_PROBLEM TO SOLVE_.
Below are the records; copy out every line that holds the word "type".

[Source data]
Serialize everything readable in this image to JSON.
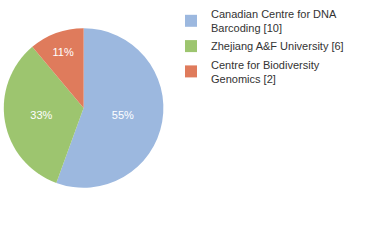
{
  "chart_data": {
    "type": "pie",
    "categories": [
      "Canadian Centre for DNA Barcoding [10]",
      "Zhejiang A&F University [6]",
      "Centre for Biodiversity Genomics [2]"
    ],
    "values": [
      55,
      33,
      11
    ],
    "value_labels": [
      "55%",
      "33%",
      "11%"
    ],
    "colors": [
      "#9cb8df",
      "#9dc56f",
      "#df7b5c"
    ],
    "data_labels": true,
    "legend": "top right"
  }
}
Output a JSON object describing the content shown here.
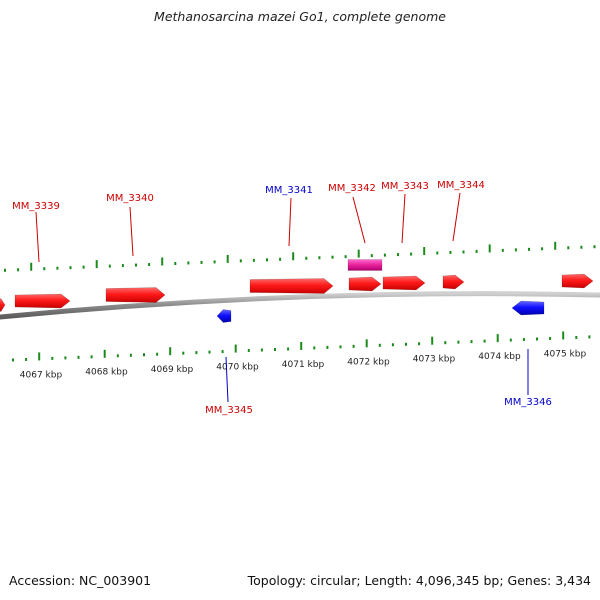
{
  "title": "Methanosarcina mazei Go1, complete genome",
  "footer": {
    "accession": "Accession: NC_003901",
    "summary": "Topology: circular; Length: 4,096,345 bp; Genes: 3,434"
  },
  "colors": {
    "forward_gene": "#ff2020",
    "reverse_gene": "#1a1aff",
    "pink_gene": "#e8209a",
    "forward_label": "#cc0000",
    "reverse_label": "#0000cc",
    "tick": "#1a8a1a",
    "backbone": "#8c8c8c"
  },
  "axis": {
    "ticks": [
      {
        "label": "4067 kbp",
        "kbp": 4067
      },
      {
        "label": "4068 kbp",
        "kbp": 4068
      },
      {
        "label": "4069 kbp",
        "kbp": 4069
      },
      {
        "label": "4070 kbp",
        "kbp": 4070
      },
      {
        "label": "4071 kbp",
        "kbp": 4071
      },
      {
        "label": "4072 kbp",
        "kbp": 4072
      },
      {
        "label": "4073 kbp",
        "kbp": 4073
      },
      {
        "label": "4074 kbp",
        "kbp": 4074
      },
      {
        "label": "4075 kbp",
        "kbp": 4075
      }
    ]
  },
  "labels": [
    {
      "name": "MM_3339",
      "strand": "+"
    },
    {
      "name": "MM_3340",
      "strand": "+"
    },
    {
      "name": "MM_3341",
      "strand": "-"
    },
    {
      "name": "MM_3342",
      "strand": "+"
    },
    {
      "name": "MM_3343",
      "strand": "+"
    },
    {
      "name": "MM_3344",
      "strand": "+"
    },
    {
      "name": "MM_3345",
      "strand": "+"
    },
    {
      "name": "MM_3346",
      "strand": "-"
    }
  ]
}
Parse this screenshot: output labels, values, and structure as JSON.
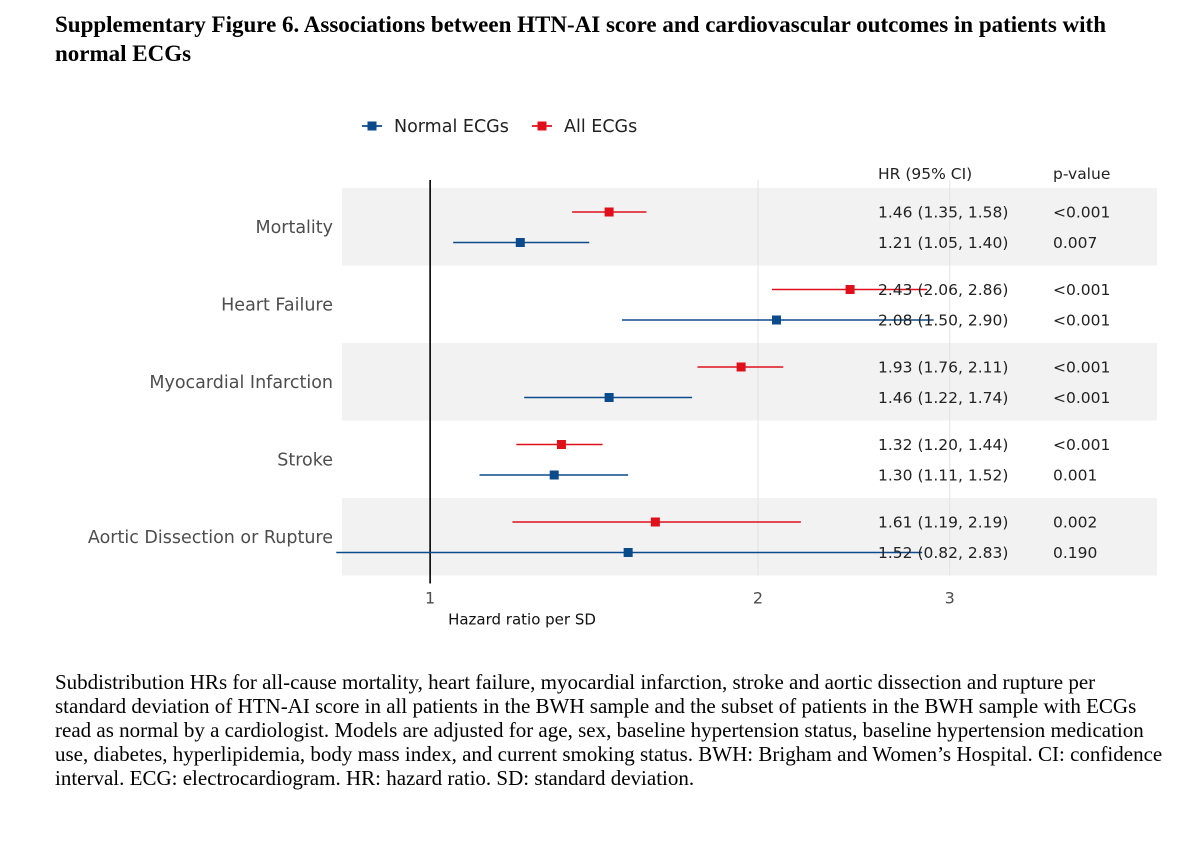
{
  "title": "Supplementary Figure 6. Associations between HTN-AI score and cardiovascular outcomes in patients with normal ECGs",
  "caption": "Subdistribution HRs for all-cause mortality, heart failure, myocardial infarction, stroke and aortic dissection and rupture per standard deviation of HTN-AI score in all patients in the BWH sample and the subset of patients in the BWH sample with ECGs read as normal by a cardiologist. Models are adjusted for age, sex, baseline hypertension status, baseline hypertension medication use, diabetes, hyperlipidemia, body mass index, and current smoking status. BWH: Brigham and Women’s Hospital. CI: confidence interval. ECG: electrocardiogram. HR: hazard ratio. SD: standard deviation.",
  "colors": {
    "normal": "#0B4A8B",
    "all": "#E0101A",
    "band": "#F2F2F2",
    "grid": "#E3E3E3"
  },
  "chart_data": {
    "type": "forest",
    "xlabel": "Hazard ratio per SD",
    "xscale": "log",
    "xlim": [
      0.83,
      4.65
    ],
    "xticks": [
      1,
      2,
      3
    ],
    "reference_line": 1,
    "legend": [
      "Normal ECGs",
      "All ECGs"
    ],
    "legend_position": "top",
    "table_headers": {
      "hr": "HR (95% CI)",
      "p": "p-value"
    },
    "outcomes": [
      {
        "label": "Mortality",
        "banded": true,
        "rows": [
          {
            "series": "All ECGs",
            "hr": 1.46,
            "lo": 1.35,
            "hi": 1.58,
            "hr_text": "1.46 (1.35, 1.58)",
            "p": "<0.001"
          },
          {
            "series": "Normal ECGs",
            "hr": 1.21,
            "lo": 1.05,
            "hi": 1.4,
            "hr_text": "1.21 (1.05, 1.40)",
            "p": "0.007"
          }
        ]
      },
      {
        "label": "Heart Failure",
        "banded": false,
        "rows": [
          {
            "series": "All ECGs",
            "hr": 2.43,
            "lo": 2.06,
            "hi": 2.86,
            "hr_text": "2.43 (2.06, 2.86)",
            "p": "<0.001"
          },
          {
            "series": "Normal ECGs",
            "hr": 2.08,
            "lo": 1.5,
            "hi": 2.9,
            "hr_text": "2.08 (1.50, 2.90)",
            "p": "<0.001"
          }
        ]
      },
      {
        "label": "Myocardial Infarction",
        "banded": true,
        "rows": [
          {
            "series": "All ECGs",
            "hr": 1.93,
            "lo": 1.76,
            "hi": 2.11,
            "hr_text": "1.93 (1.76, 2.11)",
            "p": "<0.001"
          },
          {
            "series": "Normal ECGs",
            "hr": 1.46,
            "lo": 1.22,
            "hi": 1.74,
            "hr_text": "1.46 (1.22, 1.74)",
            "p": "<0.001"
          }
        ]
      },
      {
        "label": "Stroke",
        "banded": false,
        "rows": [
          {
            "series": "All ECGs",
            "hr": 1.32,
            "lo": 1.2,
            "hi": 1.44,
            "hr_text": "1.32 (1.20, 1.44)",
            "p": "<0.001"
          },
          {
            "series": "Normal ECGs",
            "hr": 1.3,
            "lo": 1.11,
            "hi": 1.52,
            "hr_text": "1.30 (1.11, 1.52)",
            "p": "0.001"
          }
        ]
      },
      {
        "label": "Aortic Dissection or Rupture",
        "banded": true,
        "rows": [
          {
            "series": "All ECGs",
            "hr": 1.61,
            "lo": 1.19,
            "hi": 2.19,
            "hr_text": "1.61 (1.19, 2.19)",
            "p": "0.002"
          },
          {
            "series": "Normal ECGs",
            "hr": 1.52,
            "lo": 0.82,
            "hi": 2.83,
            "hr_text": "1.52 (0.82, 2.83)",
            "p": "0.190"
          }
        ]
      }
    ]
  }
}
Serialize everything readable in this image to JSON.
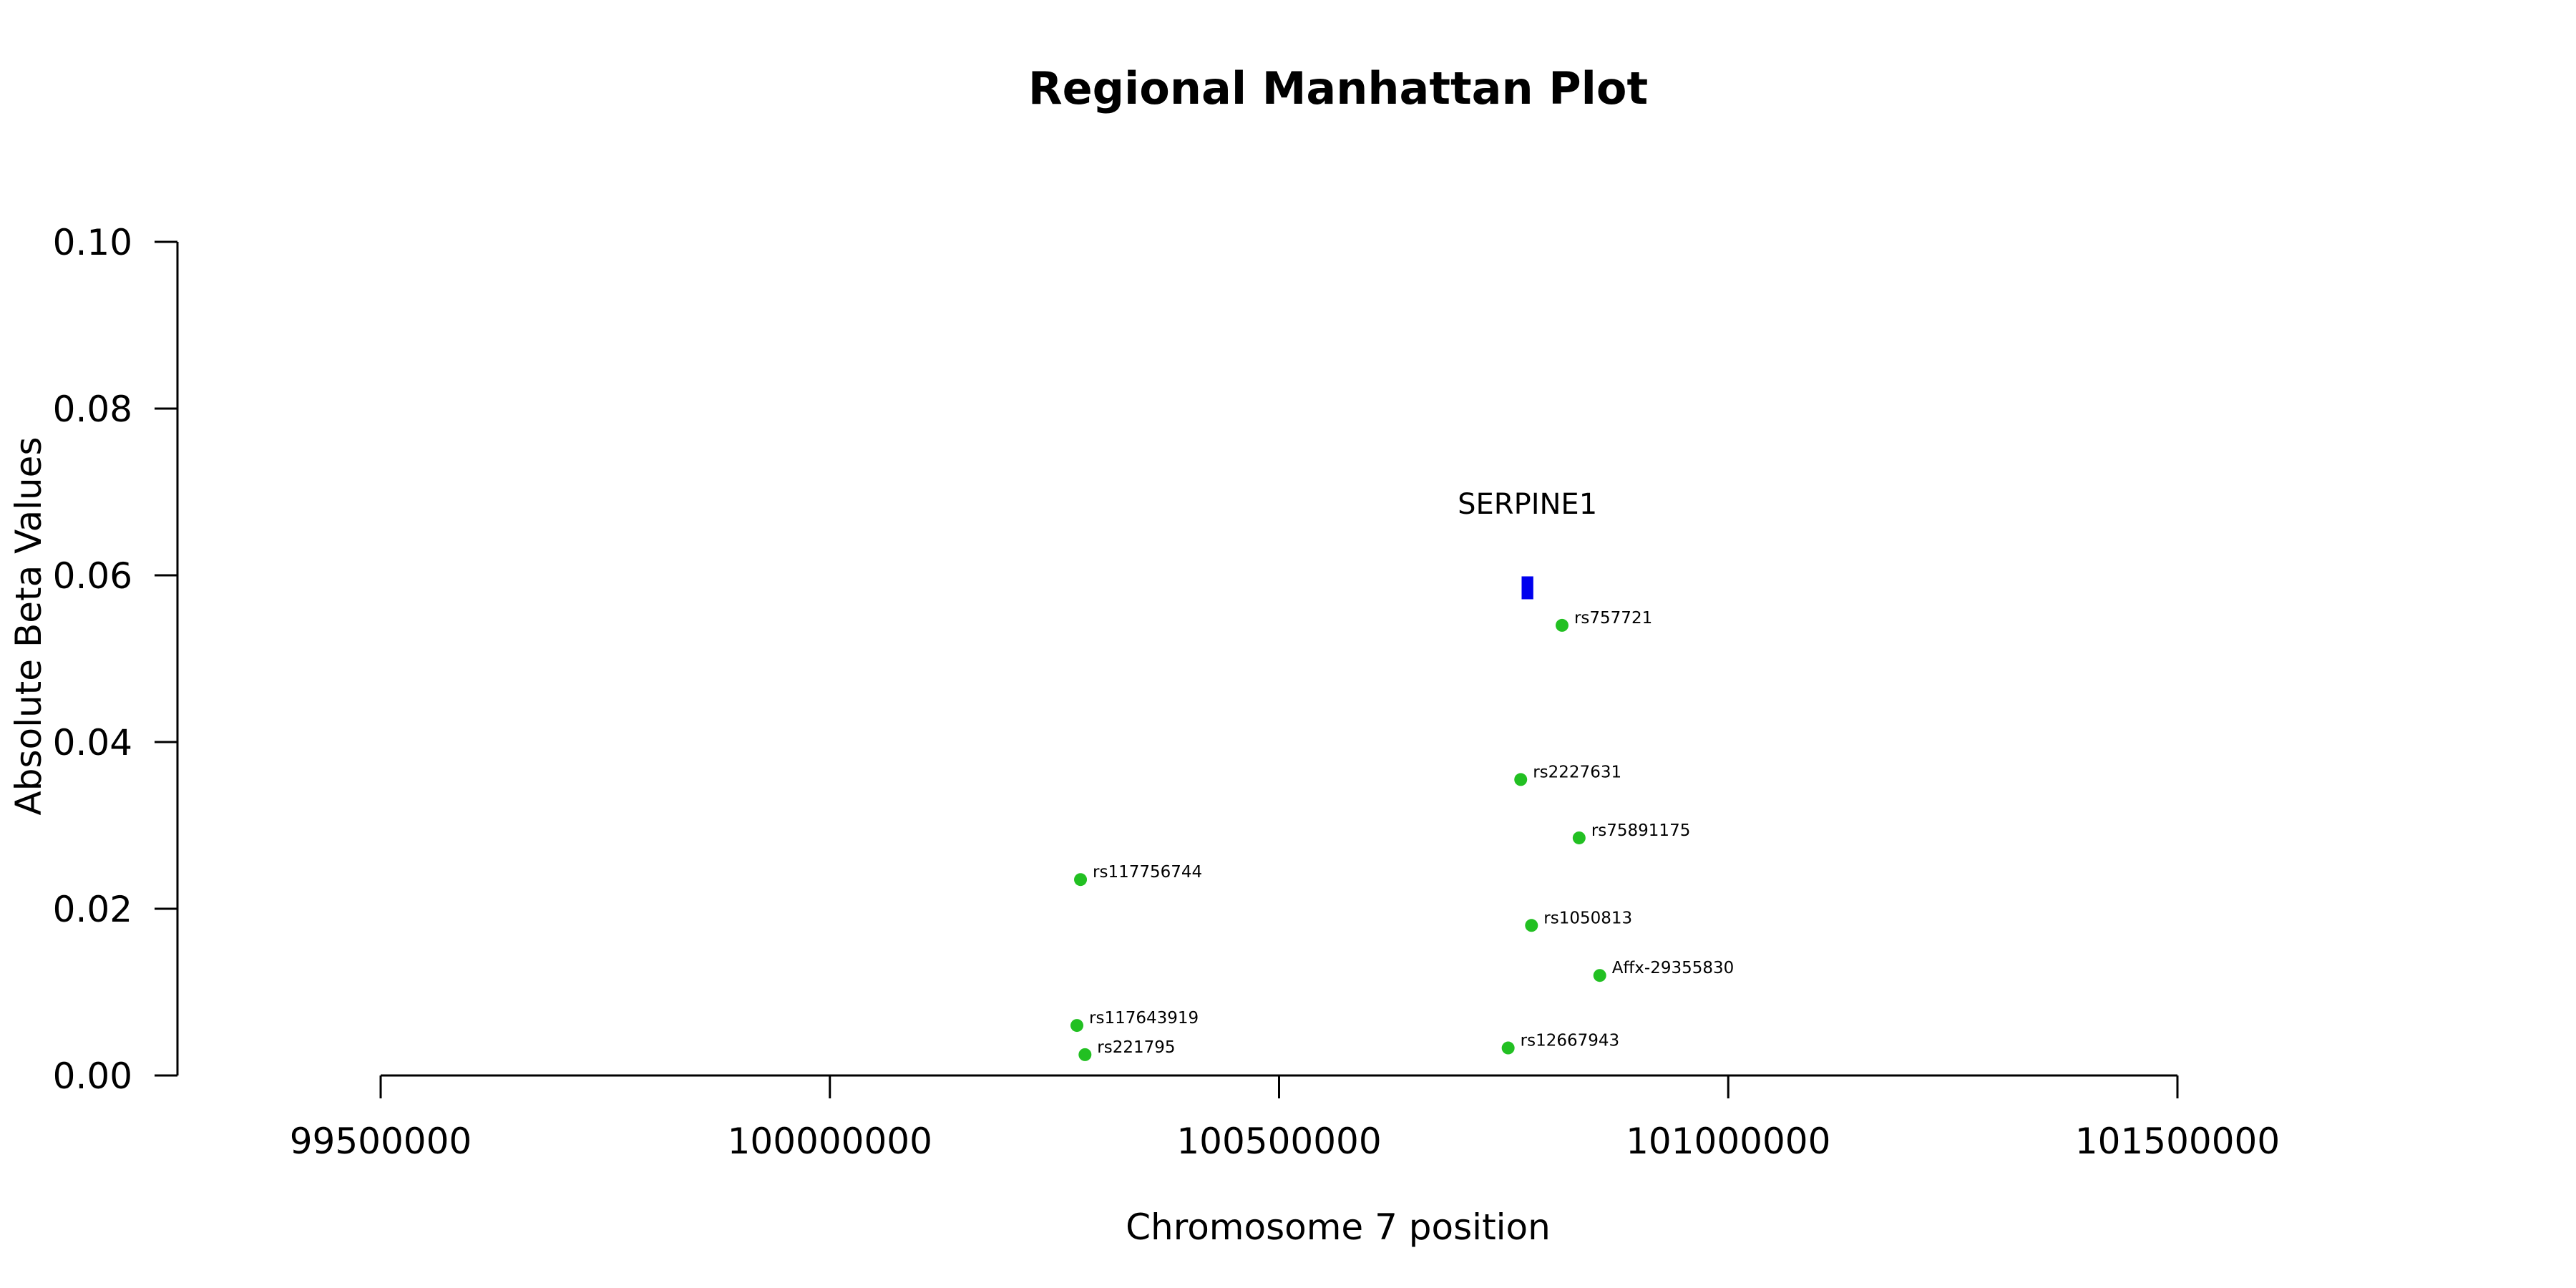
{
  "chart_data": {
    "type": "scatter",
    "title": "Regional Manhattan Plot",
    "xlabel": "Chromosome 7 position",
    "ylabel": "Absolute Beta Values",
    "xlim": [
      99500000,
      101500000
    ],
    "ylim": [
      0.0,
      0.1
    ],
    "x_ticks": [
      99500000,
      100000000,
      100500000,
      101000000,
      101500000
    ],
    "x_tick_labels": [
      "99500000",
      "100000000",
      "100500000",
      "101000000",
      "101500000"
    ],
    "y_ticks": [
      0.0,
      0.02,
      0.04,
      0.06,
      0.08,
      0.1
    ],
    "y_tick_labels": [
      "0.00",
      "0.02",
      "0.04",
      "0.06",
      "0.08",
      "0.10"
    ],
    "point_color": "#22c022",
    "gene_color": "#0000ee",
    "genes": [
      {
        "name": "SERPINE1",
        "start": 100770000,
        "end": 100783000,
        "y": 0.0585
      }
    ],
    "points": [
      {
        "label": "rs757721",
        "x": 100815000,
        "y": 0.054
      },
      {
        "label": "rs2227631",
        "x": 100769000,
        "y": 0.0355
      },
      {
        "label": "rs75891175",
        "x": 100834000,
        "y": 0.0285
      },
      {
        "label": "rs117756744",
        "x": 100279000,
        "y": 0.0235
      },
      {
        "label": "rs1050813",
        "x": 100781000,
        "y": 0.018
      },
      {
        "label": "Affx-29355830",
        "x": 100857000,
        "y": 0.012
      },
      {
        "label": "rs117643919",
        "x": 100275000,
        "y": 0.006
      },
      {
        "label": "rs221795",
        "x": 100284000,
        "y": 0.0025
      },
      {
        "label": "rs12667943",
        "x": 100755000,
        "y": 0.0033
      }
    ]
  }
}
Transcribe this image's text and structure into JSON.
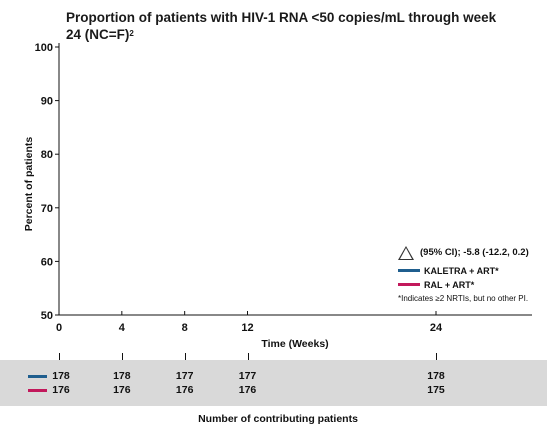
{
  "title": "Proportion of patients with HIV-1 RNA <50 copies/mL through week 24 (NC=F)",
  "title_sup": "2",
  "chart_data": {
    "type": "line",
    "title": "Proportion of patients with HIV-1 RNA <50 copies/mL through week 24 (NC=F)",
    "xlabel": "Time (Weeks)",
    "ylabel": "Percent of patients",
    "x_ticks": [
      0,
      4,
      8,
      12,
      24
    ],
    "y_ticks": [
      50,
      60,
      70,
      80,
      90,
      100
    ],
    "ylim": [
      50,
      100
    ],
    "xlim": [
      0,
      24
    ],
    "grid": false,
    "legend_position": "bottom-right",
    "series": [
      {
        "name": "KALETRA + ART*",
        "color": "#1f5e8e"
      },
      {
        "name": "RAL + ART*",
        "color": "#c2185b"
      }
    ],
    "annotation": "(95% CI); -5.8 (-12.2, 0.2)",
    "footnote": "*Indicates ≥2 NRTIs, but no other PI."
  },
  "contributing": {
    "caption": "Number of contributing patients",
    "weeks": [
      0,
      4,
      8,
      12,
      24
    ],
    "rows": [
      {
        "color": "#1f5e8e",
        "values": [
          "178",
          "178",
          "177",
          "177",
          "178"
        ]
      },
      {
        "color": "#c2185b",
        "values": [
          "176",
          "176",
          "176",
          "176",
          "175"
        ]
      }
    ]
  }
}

_TASK ANSWER_.
    "type": "pie",
    "type": "forest",
    "type": "scatter",
    "type": "line",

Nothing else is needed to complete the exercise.